▶ [Brief]: Find and return each line containing "Mathematics".

Start of Records provided

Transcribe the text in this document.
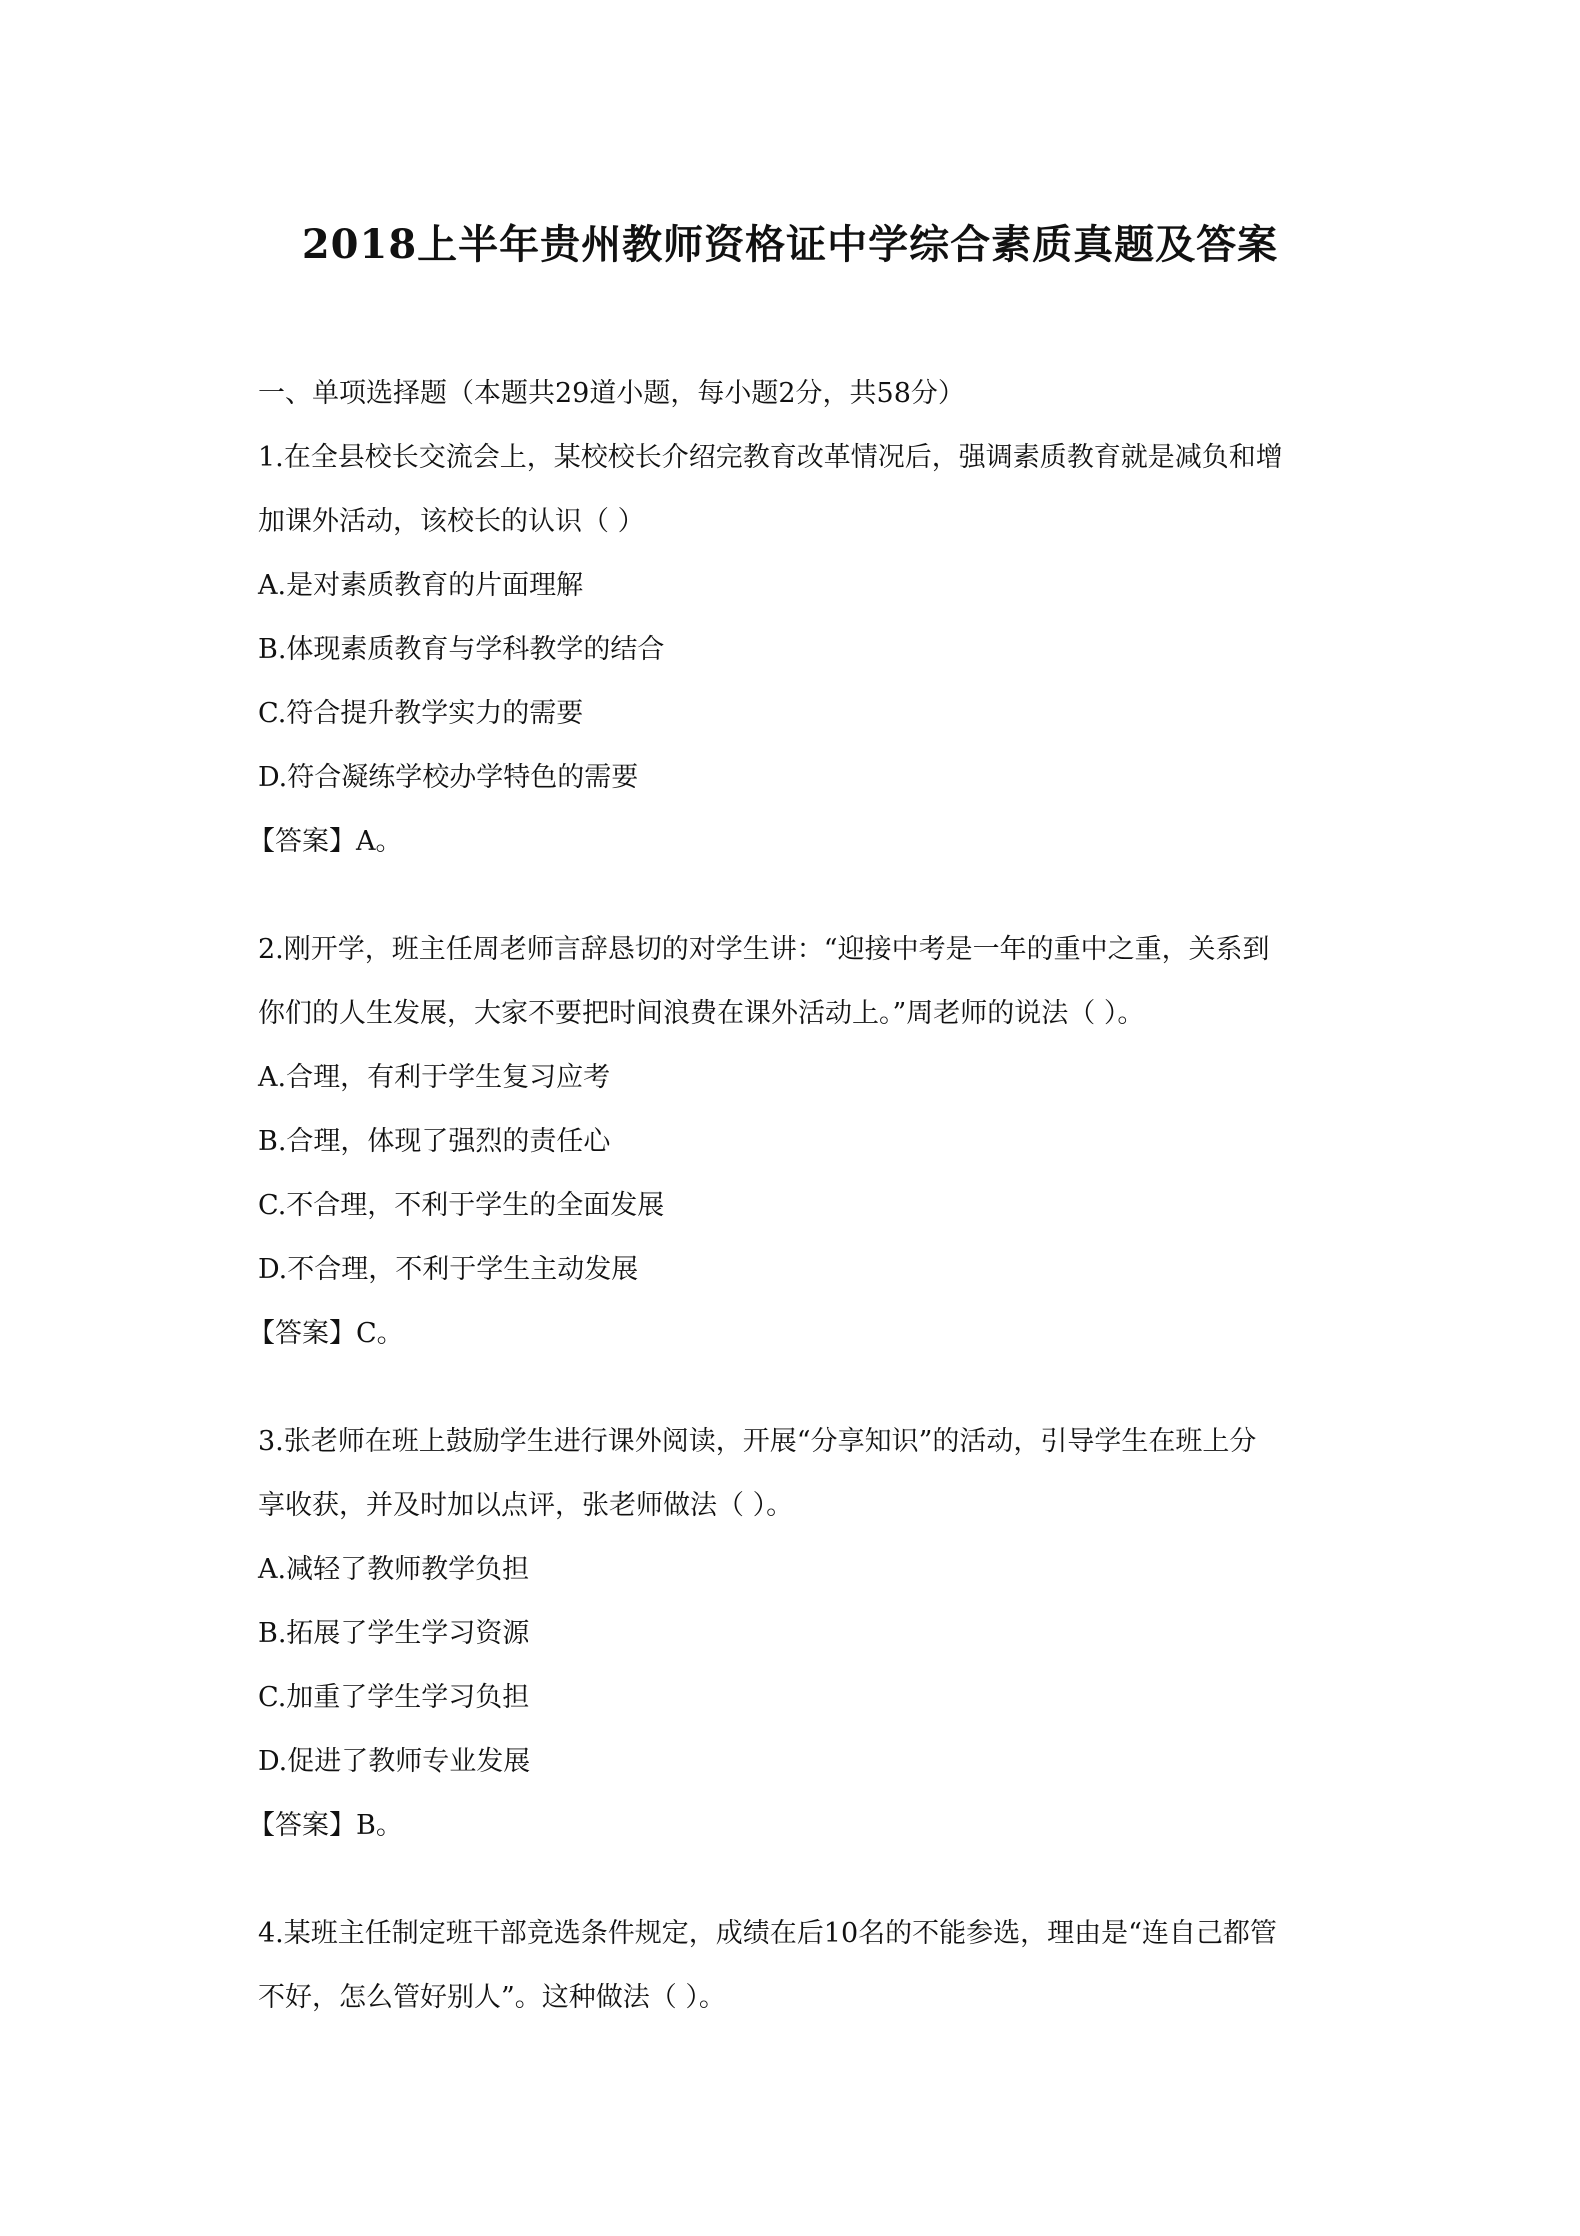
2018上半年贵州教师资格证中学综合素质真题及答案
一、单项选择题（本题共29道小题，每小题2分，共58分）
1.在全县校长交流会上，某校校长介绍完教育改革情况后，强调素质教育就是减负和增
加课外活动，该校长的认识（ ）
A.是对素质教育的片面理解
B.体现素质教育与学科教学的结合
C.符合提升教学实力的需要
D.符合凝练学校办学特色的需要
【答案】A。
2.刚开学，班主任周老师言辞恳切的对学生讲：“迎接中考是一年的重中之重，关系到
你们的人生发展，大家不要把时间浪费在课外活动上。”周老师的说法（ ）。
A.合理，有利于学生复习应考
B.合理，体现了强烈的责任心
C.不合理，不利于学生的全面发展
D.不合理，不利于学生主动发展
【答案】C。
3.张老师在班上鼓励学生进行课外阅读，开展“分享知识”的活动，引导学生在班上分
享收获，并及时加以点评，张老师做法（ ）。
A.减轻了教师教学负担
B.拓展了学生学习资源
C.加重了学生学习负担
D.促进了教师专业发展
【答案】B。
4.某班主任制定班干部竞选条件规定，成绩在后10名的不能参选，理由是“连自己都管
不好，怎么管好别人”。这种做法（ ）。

End of Records provided
Start of Records provided

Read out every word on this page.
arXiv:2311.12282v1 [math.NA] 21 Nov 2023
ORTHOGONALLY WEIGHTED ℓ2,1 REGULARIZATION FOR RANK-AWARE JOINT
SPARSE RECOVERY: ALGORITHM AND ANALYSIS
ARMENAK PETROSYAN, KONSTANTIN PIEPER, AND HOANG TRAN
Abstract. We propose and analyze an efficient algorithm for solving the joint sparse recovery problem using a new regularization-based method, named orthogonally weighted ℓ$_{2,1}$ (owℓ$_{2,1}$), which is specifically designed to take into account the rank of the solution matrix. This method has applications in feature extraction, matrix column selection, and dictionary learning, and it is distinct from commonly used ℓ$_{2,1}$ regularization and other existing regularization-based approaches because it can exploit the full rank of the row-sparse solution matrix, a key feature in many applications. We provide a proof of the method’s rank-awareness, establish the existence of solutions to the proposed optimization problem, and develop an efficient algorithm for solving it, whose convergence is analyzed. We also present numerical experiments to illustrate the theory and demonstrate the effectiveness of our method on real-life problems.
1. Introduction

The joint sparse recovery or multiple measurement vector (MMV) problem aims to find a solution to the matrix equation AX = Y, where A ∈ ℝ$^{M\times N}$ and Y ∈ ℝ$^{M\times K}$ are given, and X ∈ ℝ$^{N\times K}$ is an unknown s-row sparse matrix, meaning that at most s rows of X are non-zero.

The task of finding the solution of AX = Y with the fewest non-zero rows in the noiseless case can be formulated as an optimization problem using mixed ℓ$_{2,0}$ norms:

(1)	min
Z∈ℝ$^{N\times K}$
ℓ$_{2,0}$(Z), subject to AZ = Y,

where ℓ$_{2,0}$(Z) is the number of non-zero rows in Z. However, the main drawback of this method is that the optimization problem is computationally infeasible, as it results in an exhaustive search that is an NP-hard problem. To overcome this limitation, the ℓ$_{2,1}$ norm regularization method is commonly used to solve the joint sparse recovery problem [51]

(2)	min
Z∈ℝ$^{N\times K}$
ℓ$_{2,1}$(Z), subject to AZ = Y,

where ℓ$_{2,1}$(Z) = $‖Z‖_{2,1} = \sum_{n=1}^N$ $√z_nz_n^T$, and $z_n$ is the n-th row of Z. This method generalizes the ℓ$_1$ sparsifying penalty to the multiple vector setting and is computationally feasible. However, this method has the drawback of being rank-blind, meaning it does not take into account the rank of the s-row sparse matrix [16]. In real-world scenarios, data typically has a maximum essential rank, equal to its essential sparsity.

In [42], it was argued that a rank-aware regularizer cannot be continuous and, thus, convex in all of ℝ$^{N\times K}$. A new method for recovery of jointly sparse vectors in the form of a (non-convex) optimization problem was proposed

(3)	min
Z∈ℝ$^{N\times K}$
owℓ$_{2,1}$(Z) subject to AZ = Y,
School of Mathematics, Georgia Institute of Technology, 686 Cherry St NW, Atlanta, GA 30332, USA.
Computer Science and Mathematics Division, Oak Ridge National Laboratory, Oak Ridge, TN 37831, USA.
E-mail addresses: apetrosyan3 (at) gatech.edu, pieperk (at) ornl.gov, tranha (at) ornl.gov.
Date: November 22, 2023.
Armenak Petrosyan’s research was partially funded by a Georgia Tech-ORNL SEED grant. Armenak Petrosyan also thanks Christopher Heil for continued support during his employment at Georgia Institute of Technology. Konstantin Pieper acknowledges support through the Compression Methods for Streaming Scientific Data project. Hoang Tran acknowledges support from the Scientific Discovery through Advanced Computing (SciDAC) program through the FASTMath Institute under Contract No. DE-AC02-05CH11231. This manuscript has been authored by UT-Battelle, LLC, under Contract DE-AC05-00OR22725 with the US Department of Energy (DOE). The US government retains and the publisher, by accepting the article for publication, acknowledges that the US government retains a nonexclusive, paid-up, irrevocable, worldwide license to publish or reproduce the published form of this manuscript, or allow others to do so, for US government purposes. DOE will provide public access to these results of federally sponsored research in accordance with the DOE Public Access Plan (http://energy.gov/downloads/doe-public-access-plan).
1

End of Records provided
Start of Records provided

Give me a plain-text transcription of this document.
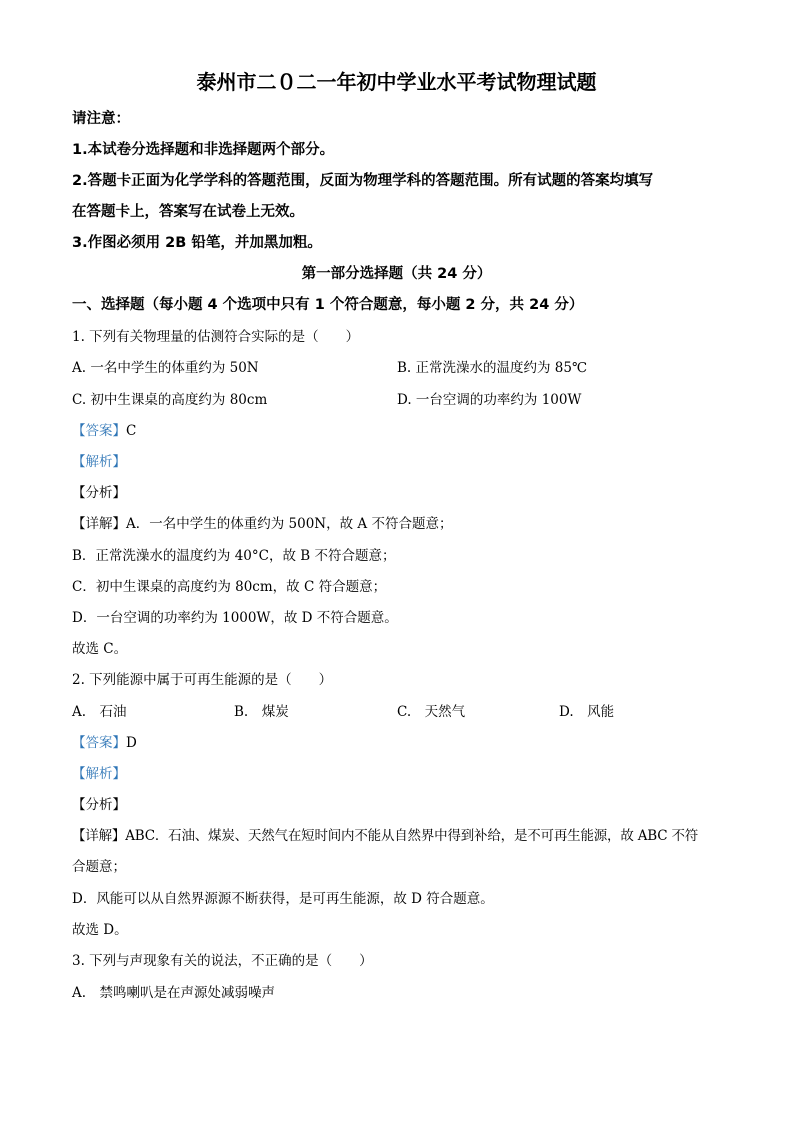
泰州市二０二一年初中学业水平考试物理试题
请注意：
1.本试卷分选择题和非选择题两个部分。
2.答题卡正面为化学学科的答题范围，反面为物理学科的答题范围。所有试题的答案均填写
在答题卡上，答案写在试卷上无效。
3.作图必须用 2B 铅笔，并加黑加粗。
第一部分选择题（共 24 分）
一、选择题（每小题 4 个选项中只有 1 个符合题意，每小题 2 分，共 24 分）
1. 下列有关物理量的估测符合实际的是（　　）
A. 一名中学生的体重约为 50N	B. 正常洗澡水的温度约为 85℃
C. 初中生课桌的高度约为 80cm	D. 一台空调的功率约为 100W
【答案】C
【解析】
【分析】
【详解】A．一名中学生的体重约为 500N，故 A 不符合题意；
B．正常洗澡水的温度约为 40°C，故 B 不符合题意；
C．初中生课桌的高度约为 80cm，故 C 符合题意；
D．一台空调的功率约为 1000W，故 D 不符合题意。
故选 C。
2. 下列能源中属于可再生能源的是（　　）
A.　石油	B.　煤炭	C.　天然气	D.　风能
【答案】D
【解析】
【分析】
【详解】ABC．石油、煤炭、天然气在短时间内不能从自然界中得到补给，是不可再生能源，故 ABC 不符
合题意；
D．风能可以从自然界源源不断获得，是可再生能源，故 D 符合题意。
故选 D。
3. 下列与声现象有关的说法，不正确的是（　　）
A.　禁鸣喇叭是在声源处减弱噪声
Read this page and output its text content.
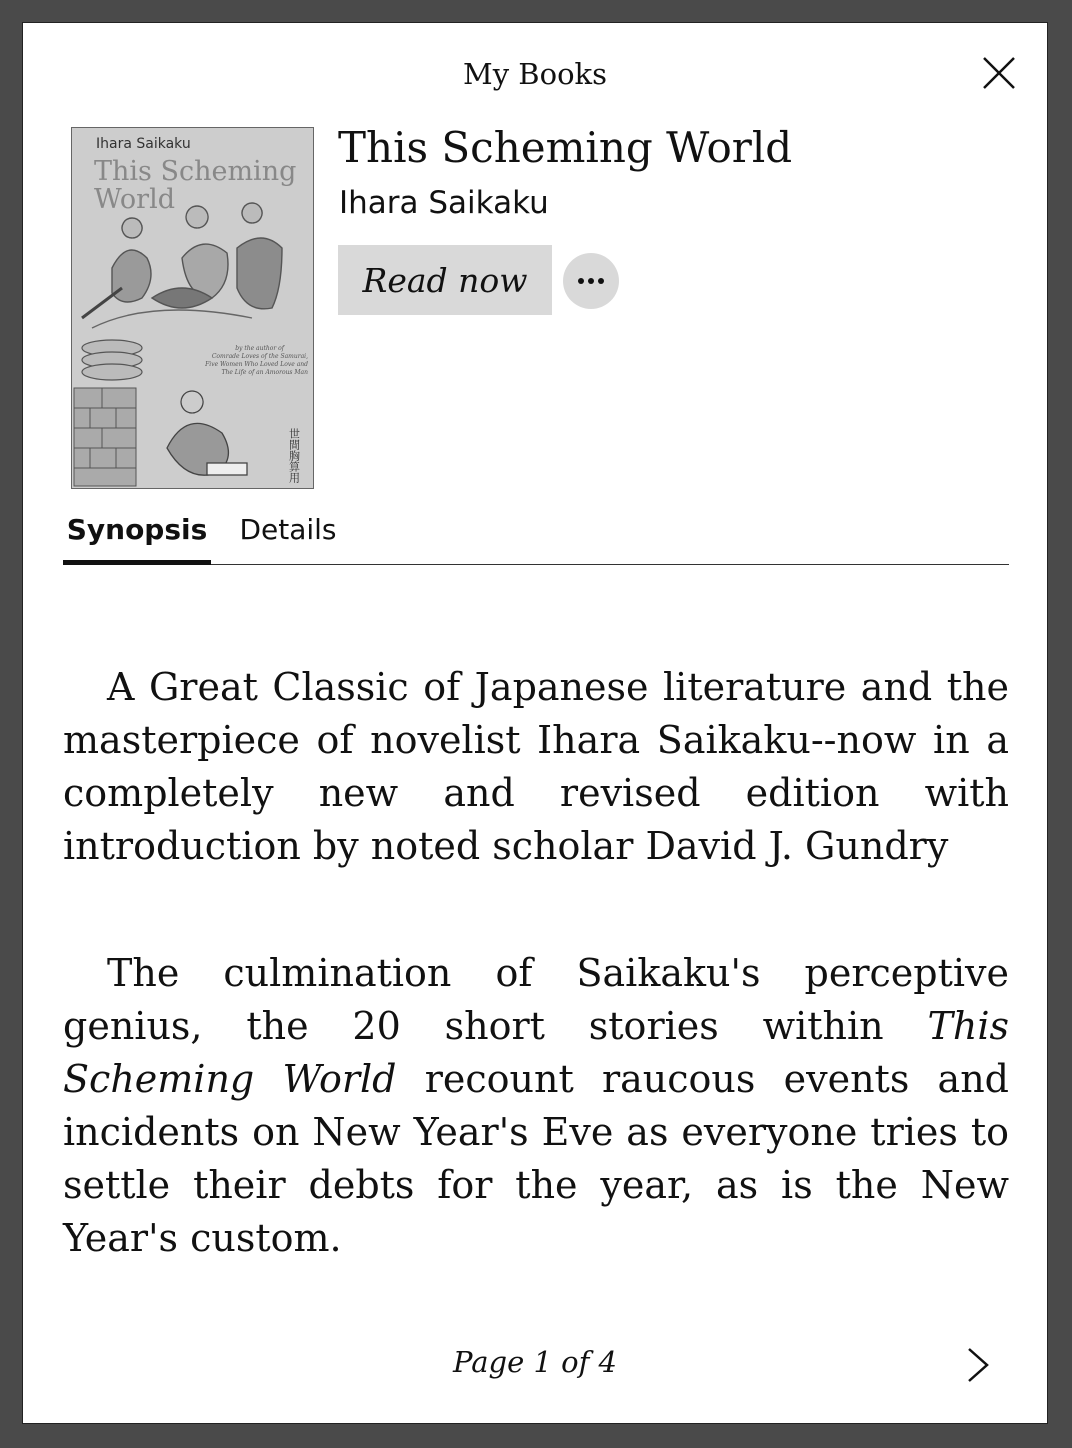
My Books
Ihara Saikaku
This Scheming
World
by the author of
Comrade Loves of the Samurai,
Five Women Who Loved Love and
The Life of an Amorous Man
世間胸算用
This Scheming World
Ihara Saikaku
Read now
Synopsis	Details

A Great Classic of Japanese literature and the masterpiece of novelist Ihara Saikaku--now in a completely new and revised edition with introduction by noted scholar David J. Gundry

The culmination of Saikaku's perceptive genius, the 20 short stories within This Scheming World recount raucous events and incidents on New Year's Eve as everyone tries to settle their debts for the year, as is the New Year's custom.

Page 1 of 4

End of Records provided

▶ [Answer to the exercise]:
School of Mathematics, Georgia Institute of Technology, 686 Cherry St NW, Atlanta, GA 30332, USA.
Computer Science and Mathematics Division, Oak Ridge National Laboratory, Oak Ridge, TN 37831, USA.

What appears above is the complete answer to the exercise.